• _Passage provided_:
In Faulkenbury I, plaintiff Dorothy M. Faulkenbury alleged she was a disability retired schoolteacher who retired in 1983 and was a vested member of the Teachers’ and State Employees’ Retirement System of North Carolina eligible for a disability retirement pension. 108 N.C. App. at 362, 424 S.E.2d at 421-22. She further alleged that statutory changes made in 1982 to the method of calculation of disability retirement benefits caused underpayments in her benefits and the benefits of those similarly situated. Id. at 362-63, 424 S.E.2d at 422. Plaintiff had filed suit against several parties, including the State and the Teachers’ and State Employees’ Retirement System, alleging that the statutory modification of the calculation of disability retirement benefits violated their due process and equal protection rights under 42 U.S.C. § 1983, constituted an unconstitutional impairment of the obligations of contracts under Art. I, § 10 of the United States Constitution, and constituted a breach of fiduciary duty. Id. at 363, 424 S.E.2d at 422. The trial court subsequently certified the action as a class action. Id. Plaintiffs sought a declaratory judgment stating that the statutory modification was unconstitutional as applied and that they were entitled to receive benefits calculated under the previous method of calculation. Id. The trial court denied defendants’ motions to dismiss the complaint. Id. at 365, 424 S.E.2d at 423.

On appeal, this Court reversed the trial court’s denial of defendants’ motion to dismiss plaintiffs’ 42 U.S.C. § 1983 claims and held that the statute of limitations had expired. Id. at 369, 424 S.E.2d at 426. Plaintiffs had argued that each monthly disability payment after the statutory modification constituted a separate violation of 42 U.S.C. § 1983, and that since the violations were ongoing, the three-*359year statute of limitations applicable to section 1983 claims had not expired when plaintiffs commenced their action. Faulkenbury, 108 N.C. App. at 368, 424 S.E.2d at 425. In holding that the continuing violation doctrine did not apply to that case, we observed:

While we acknowledge that the distinction between on-going violations and continuing effects of an initial violation is subtle, we are of the opinion that this case demonstrates the latter. Here the plaintiffs suffer from the continuing effects of the defendants’ original action of amending the statute. We do not believe that each payment constitutes a discriminatory act rising to the level of a violation.

Id. at 369, 424 S.E.2d at 425. We then went on to affirm the trial court’s denial of defendants’ motion to dismiss plaintiffs’ impairment of contract claim on the basis of the statute of limitations, since defendants did not address the statute of limitations issue with respect to that claim and the argument was therefore deemed abandoned. Id. at 372, 424 S.E.2d at 427. On remand, the trial court found that the change in the method of calculating plaintiffs’ disability retirement benefits impaired the obligations of a contract in violation of Art. I, § 10 of the United States Constitution. Faulkenbury, 345 N.C. at 689, 483 S.E.2d at 426.

• _Request 1_:
According to the passage on the Faulkenbury case, in what year did plaintiff Dorothy M. Faulkenbury retire?
• _Request 2_:
Quote the records line for line, starting with their first line and stopping after the line that contains "1398, 867, 1444]".
The records are unrelated to the passage on the Faulkenbury case.

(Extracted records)

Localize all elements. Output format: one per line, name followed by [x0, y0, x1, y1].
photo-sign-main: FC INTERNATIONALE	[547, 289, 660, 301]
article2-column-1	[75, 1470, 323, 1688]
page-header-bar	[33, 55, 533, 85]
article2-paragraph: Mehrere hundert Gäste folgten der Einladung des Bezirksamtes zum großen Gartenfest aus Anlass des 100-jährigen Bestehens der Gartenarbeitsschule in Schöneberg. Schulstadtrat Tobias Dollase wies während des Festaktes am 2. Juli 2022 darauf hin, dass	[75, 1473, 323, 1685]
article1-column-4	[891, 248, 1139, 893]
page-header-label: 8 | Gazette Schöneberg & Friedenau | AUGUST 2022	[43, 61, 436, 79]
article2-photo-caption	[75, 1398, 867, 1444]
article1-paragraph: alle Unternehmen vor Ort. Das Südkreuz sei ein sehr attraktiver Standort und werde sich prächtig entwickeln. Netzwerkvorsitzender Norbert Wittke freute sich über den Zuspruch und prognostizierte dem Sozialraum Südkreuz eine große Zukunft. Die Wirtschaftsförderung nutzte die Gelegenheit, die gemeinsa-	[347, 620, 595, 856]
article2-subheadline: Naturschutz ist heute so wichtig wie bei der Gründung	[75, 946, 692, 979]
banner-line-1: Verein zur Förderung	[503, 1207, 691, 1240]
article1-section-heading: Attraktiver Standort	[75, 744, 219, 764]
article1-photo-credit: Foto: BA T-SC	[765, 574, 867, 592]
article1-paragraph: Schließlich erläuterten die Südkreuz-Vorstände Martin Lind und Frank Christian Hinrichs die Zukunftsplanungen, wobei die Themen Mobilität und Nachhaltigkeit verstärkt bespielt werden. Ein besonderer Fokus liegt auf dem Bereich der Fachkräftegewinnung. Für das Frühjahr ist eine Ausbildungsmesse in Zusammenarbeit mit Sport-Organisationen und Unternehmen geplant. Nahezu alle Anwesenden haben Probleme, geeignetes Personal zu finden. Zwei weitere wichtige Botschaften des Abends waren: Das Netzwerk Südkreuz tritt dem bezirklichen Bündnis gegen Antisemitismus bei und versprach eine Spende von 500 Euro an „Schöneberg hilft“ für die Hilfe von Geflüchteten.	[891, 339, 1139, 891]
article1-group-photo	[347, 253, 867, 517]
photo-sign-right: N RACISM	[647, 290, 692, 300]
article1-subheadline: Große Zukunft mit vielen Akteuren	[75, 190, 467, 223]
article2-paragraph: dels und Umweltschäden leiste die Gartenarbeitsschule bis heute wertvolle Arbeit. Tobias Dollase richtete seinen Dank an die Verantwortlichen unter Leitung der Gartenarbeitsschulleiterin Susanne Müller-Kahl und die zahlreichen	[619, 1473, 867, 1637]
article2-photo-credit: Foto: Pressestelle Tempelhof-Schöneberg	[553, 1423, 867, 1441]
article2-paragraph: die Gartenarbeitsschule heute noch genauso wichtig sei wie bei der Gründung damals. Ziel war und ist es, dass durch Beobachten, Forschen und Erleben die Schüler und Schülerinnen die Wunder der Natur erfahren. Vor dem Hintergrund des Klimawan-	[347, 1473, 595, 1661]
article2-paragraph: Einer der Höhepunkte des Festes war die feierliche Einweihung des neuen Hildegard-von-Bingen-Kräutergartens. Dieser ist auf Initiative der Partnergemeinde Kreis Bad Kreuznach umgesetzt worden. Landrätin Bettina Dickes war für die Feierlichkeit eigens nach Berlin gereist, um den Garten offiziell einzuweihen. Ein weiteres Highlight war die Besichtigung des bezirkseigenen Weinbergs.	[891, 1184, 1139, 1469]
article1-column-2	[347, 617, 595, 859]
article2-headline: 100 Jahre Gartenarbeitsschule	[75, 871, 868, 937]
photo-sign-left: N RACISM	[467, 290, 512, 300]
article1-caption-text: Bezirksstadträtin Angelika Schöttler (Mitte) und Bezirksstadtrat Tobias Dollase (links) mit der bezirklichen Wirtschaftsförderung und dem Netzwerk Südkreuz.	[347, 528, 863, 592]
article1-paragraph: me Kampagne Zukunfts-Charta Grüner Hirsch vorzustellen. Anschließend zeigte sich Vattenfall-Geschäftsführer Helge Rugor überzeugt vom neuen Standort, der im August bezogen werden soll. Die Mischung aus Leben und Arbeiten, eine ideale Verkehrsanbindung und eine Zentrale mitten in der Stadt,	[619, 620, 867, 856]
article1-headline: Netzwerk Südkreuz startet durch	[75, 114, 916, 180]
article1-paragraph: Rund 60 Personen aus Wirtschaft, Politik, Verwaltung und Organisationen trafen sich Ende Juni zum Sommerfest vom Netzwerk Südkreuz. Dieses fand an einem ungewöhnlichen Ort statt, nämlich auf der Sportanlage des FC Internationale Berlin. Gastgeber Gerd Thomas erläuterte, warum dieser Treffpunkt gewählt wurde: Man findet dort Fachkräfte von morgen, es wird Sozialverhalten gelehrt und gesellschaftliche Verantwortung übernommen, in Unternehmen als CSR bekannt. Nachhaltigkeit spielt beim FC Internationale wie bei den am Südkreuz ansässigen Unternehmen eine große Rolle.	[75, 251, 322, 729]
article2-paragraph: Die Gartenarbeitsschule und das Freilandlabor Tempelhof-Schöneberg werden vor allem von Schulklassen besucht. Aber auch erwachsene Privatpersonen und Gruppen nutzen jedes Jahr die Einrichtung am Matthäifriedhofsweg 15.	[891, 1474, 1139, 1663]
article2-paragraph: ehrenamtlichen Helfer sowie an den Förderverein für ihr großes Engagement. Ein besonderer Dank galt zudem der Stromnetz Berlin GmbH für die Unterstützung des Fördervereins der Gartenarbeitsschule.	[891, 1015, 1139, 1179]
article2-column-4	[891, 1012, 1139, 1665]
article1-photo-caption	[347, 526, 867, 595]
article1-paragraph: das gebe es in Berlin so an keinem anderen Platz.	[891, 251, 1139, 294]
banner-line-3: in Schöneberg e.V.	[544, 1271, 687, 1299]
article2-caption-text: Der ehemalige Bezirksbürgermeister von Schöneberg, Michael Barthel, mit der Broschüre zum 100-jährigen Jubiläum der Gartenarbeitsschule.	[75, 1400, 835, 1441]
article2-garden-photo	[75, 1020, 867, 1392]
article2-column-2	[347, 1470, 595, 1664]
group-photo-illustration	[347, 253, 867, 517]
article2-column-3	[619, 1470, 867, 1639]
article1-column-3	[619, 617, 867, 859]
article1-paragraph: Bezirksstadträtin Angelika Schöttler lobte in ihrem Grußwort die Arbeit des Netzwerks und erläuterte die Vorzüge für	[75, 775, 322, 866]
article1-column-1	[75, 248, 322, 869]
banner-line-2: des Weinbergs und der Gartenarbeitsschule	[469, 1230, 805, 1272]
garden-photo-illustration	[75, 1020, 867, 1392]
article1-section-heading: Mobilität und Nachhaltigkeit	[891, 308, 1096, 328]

• _Full output 1_:
1983

• _Full output 2_:
Localize all elements. Output format: one per line, name followed by [x0, y0, x1, y1].
photo-sign-main: FC INTERNATIONALE	[547, 289, 660, 301]
article2-column-1	[75, 1470, 323, 1688]
page-header-bar	[33, 55, 533, 85]
article2-paragraph: Mehrere hundert Gäste folgten der Einladung des Bezirksamtes zum großen Gartenfest aus Anlass des 100-jährigen Bestehens der Gartenarbeitsschule in Schöneberg. Schulstadtrat Tobias Dollase wies während des Festaktes am 2. Juli 2022 darauf hin, dass	[75, 1473, 323, 1685]
article1-column-4	[891, 248, 1139, 893]
page-header-label: 8 | Gazette Schöneberg & Friedenau | AUGUST 2022	[43, 61, 436, 79]
article2-photo-caption	[75, 1398, 867, 1444]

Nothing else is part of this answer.